- _Given instruction_
Transcribe exactly the entries from the "What data populates" line to the end, both included, minus pictures.

- _Task inputs_
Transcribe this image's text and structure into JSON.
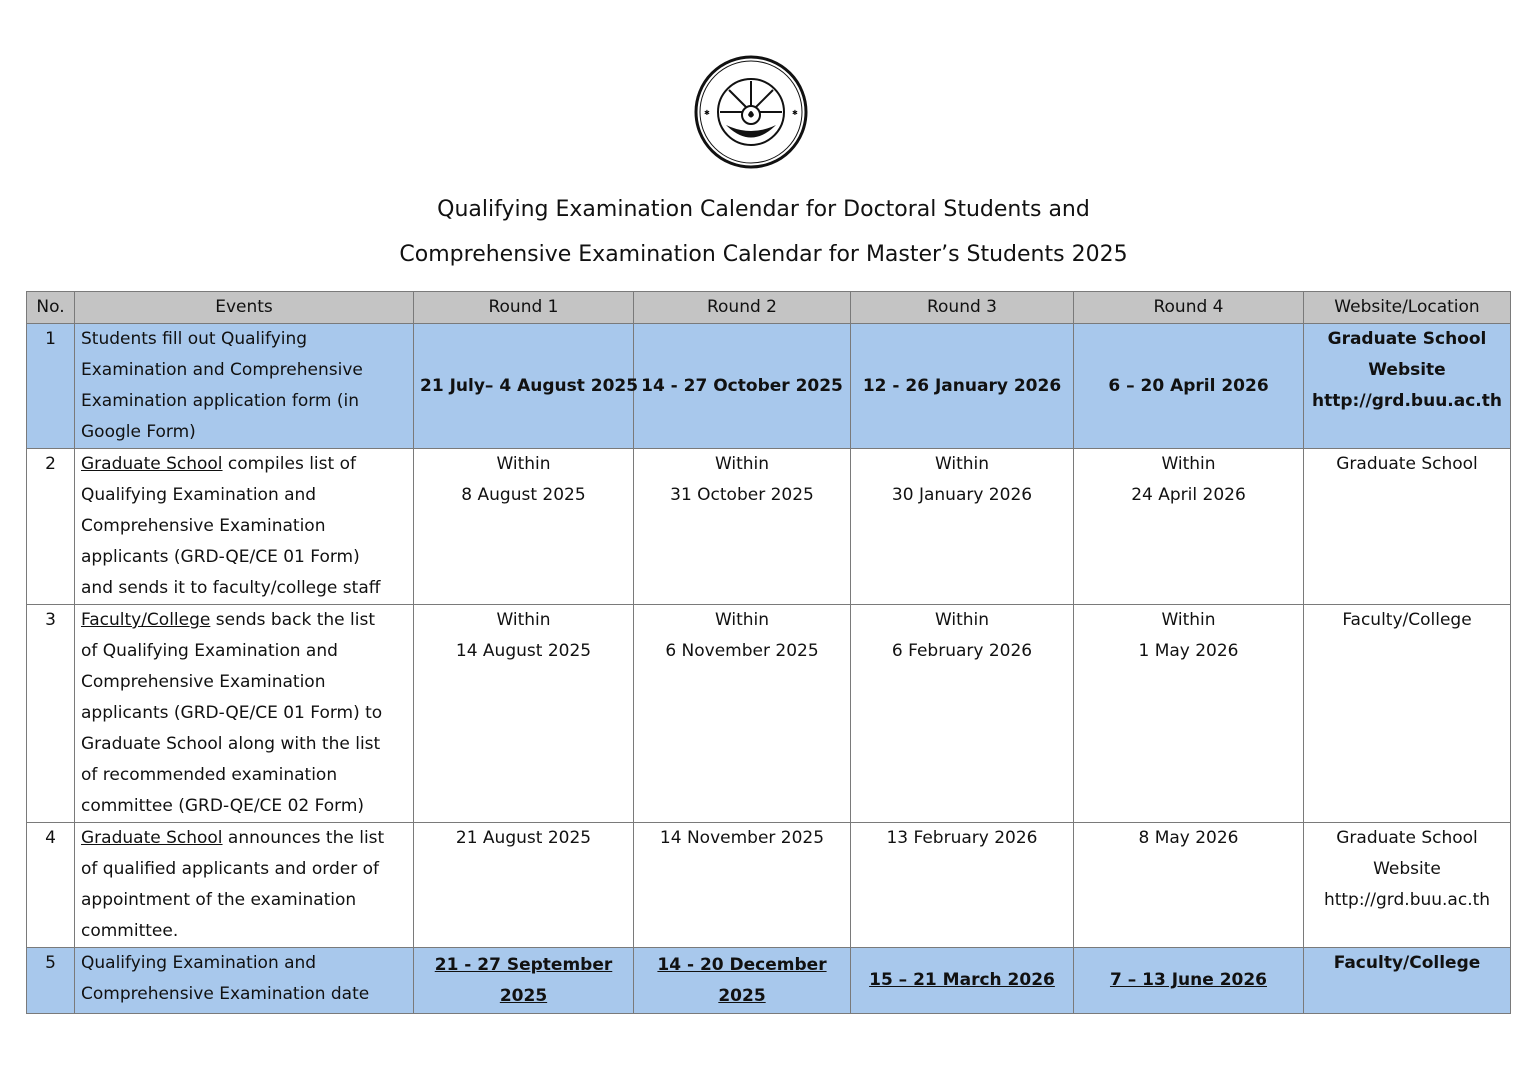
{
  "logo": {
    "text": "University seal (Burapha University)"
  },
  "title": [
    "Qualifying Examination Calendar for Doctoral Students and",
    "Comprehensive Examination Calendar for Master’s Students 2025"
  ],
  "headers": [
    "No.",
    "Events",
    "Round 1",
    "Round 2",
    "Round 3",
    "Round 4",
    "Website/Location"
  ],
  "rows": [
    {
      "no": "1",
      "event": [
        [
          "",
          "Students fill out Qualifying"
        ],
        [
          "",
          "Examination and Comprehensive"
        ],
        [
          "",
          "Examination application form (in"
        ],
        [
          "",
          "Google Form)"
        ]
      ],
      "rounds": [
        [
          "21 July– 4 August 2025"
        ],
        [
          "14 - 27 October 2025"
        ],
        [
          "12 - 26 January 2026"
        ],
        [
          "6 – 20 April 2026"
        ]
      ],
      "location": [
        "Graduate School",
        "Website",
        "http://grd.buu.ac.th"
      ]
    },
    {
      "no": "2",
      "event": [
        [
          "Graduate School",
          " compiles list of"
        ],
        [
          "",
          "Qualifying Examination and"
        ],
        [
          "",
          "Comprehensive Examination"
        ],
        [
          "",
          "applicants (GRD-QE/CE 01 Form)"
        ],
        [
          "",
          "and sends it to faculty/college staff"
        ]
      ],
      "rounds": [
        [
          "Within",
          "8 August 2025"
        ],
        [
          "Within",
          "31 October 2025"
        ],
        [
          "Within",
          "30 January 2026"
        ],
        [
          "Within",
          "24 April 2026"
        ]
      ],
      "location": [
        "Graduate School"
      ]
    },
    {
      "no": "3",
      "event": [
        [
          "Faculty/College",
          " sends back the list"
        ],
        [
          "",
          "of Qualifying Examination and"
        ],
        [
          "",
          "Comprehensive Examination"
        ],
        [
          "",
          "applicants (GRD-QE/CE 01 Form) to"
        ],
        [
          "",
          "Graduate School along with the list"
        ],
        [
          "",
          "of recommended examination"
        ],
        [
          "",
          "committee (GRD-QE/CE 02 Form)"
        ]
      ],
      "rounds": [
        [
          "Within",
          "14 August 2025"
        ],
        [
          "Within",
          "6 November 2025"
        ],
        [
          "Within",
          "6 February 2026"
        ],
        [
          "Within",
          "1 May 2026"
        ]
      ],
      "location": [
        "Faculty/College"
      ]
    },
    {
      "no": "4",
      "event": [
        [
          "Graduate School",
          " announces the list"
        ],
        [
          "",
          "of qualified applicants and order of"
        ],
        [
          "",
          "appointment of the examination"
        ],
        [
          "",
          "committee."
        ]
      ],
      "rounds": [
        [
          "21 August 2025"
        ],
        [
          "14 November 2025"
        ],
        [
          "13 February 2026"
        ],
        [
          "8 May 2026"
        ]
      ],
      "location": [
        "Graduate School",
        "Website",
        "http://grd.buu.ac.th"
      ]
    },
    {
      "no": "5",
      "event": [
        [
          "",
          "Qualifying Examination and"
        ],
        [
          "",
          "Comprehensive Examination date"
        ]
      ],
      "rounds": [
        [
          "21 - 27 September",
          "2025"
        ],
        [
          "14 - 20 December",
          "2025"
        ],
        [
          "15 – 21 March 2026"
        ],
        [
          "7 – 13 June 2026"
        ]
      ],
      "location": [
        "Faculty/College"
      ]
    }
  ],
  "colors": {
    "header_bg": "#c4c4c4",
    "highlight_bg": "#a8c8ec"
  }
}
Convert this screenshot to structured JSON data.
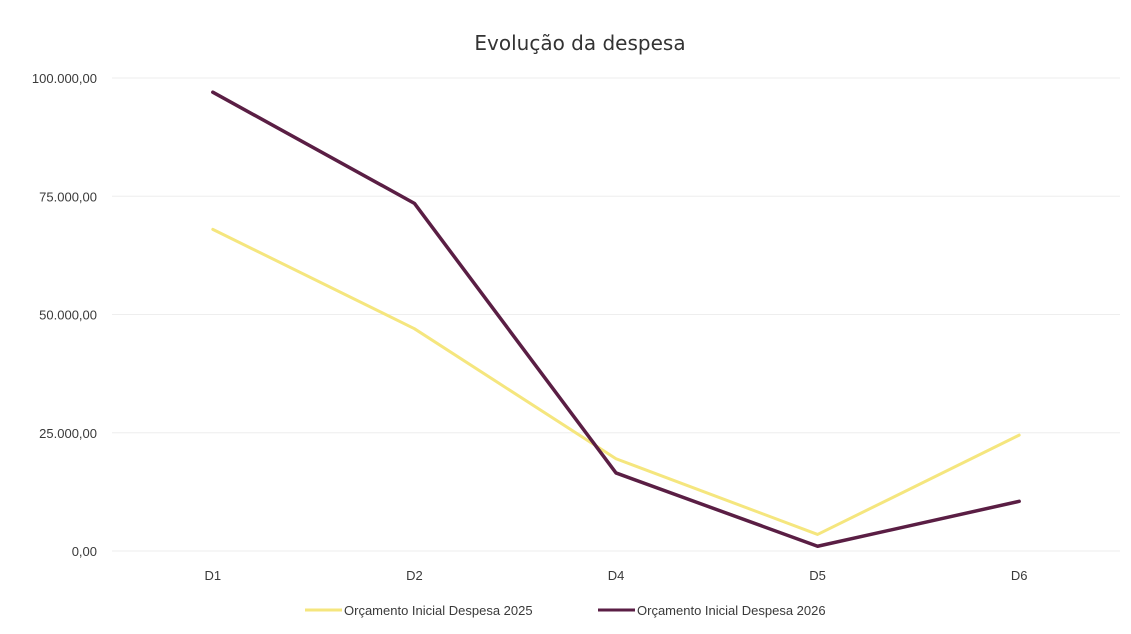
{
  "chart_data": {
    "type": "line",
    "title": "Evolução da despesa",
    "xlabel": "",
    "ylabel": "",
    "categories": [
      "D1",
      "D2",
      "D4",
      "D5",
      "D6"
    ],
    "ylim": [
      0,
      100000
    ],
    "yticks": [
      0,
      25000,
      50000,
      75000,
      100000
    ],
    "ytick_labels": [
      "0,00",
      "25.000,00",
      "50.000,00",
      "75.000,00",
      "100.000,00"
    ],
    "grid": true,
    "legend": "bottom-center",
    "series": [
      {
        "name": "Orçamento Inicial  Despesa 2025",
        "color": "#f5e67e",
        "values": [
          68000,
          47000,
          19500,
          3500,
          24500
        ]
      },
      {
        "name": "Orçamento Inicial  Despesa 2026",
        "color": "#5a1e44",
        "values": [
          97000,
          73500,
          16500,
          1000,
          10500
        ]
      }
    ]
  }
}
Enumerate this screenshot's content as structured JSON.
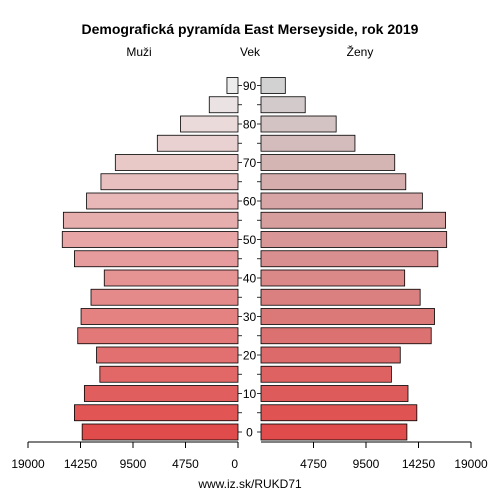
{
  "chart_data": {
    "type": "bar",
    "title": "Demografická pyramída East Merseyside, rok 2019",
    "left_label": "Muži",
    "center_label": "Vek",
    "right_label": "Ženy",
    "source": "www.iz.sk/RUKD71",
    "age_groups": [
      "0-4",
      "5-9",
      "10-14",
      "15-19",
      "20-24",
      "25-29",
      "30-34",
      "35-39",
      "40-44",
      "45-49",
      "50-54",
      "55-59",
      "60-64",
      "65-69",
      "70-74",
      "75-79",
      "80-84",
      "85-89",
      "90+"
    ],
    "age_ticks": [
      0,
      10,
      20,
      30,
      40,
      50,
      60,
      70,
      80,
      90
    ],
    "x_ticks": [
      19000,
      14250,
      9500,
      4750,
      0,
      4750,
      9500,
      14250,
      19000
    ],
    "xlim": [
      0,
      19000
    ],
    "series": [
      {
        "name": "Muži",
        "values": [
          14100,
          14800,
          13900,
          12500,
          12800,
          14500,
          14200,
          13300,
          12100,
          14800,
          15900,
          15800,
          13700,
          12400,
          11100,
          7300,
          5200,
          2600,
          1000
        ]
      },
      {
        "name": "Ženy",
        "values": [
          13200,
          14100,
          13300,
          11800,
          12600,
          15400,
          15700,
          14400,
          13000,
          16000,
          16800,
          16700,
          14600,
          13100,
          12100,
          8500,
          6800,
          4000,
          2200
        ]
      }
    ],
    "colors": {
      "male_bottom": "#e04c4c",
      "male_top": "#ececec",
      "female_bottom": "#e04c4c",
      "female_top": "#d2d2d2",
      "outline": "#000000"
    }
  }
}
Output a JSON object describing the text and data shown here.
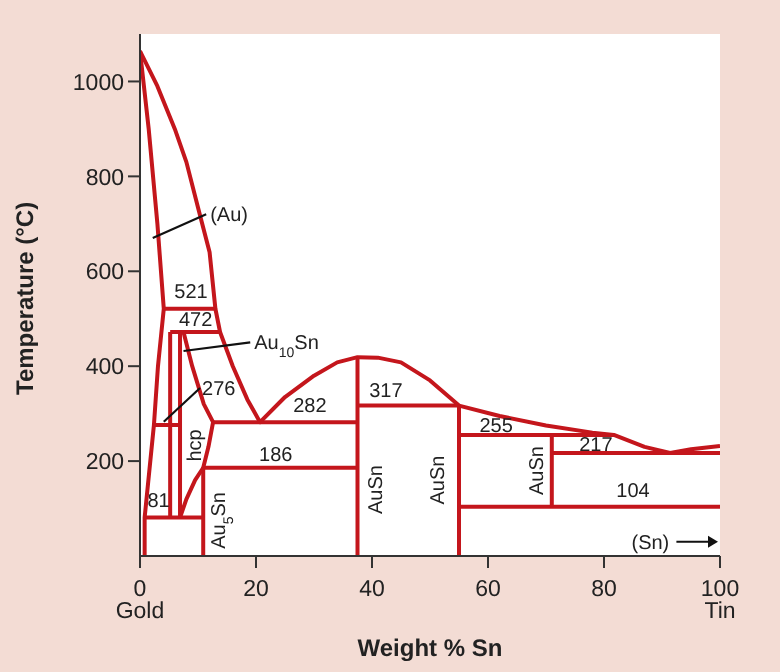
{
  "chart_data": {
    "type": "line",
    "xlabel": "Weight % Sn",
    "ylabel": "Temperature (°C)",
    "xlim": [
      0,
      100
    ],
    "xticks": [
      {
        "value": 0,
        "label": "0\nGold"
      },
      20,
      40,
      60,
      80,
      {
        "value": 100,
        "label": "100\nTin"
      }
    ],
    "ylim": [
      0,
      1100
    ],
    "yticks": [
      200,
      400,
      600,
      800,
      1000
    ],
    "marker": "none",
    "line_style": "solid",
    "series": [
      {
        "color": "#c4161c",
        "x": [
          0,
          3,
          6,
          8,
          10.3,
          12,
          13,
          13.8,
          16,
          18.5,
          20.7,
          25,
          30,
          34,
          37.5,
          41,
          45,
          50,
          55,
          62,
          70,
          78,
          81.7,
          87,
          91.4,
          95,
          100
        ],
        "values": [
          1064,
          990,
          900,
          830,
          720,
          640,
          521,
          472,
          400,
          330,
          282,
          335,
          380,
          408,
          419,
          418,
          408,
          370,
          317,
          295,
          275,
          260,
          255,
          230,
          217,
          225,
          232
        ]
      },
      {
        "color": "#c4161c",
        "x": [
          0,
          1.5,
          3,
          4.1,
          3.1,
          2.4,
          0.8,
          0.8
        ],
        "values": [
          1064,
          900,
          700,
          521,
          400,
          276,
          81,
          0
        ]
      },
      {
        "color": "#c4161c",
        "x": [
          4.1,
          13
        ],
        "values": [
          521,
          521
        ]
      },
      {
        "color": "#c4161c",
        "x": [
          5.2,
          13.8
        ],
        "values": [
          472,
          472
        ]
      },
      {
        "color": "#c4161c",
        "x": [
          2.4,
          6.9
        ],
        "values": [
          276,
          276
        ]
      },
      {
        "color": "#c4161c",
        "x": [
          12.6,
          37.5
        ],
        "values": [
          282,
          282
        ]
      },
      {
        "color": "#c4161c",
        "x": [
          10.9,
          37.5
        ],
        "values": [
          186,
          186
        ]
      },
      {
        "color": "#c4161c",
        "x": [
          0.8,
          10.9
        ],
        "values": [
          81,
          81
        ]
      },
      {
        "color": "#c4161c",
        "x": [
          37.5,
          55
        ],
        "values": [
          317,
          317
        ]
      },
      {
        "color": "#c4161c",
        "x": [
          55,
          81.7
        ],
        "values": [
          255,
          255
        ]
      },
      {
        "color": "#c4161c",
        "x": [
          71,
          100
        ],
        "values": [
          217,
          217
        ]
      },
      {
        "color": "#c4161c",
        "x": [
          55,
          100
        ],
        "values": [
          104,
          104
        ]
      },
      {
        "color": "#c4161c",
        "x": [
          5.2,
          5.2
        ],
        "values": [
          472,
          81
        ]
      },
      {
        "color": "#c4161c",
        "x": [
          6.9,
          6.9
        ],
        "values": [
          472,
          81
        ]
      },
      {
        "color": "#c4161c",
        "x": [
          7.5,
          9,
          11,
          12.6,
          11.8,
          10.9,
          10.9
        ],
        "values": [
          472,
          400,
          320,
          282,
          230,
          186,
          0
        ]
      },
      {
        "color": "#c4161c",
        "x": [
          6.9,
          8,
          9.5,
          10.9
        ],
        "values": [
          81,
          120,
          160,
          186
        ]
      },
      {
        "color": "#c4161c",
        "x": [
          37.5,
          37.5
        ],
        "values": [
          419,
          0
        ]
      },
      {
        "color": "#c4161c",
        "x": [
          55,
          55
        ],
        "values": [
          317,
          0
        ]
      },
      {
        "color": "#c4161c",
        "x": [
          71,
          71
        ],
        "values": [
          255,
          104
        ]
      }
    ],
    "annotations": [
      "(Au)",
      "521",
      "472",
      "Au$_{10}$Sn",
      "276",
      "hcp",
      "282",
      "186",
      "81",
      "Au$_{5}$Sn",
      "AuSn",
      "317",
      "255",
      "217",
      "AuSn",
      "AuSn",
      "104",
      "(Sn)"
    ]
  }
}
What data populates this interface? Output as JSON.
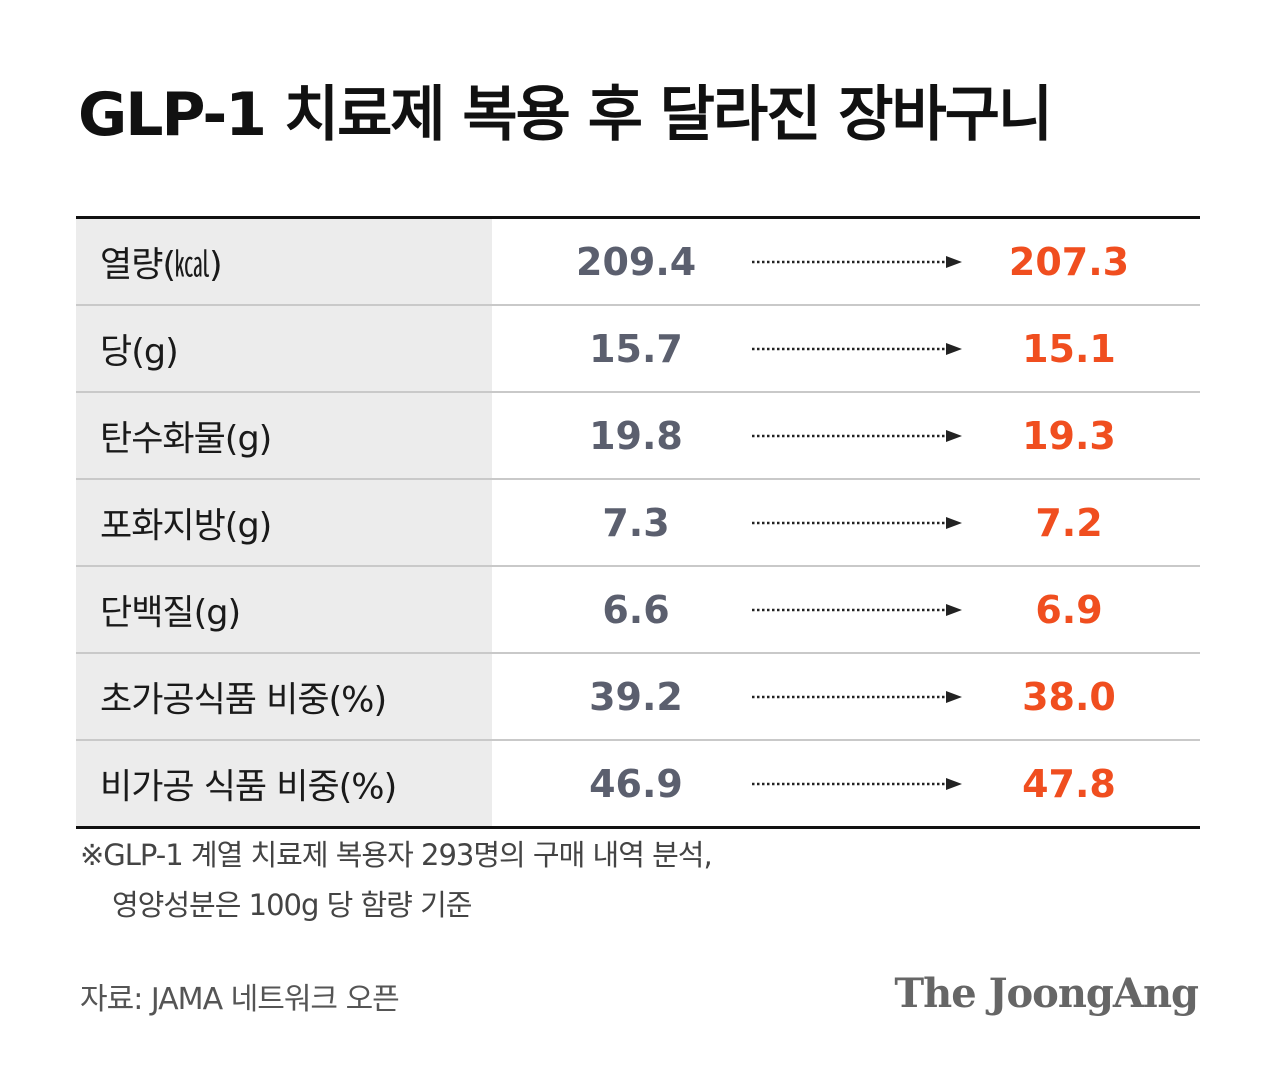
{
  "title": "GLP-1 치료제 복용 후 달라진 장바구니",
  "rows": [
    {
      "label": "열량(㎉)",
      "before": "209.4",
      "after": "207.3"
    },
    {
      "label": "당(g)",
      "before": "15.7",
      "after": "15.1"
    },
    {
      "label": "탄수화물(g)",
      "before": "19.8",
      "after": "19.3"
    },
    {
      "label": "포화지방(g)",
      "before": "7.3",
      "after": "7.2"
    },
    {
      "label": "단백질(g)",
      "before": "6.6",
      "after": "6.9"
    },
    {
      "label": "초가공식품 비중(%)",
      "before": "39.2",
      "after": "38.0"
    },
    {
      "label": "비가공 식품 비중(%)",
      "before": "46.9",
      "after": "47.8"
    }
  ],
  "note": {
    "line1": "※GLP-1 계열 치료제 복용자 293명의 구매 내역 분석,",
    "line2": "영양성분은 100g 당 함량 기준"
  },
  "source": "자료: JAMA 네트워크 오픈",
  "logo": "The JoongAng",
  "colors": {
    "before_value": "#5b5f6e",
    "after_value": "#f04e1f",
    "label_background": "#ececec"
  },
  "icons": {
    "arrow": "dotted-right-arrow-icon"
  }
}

- _Exercise response_
What data populates this interface? Output as JSON.
{
  "title": "GLP-1 치료제 복용 후 달라진 장바구니",
  "rows": [
    {
      "label": "열량(㎉)",
      "before": "209.4",
      "after": "207.3"
    },
    {
      "label": "당(g)",
      "before": "15.7",
      "after": "15.1"
    },
    {
      "label": "탄수화물(g)",
      "before": "19.8",
      "after": "19.3"
    },
    {
      "label": "포화지방(g)",
      "before": "7.3",
      "after": "7.2"
    },
    {
      "label": "단백질(g)",
      "before": "6.6",
      "after": "6.9"
    },
    {
      "label": "초가공식품 비중(%)",
      "before": "39.2",
      "after": "38.0"
    },
    {
      "label": "비가공 식품 비중(%)",
      "before": "46.9",
      "after": "47.8"
    }
  ],
  "note": {
    "line1": "※GLP-1 계열 치료제 복용자 293명의 구매 내역 분석,",
    "line2": "영양성분은 100g 당 함량 기준"
  },
  "source": "자료: JAMA 네트워크 오픈",
  "logo": "The JoongAng",
  "colors": {
    "before_value": "#5b5f6e",
    "after_value": "#f04e1f",
    "label_background": "#ececec"
  },
  "icons": {
    "arrow": "dotted-right-arrow-icon"
  }
}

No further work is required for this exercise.